> _Records to use_
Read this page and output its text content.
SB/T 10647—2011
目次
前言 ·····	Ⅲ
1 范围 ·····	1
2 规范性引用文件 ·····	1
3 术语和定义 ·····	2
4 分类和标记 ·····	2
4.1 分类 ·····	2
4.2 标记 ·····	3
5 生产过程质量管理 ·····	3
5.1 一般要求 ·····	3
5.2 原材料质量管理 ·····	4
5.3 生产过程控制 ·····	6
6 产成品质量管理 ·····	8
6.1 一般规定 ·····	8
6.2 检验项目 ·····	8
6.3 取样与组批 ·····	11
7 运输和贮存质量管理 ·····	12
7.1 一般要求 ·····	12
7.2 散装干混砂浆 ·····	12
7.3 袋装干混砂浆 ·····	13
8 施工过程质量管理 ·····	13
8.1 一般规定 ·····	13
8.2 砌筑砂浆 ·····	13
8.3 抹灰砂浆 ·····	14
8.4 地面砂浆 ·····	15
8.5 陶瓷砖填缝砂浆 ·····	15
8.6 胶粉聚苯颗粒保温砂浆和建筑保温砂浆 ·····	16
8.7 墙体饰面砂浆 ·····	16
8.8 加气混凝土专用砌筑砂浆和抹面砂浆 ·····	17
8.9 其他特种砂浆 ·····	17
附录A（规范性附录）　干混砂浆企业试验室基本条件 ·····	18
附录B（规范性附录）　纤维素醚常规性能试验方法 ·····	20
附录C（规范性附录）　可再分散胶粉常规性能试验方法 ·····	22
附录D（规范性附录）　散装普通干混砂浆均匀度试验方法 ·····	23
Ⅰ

> _Given request_
Return each line with "规范性附录".

> _Complete output_
附录A（规范性附录）　干混砂浆企业试验室基本条件 ·····	18
附录B（规范性附录）　纤维素醚常规性能试验方法 ·····	20
附录C（规范性附录）　可再分散胶粉常规性能试验方法 ·····	22
附录D（规范性附录）　散装普通干混砂浆均匀度试验方法 ·····	23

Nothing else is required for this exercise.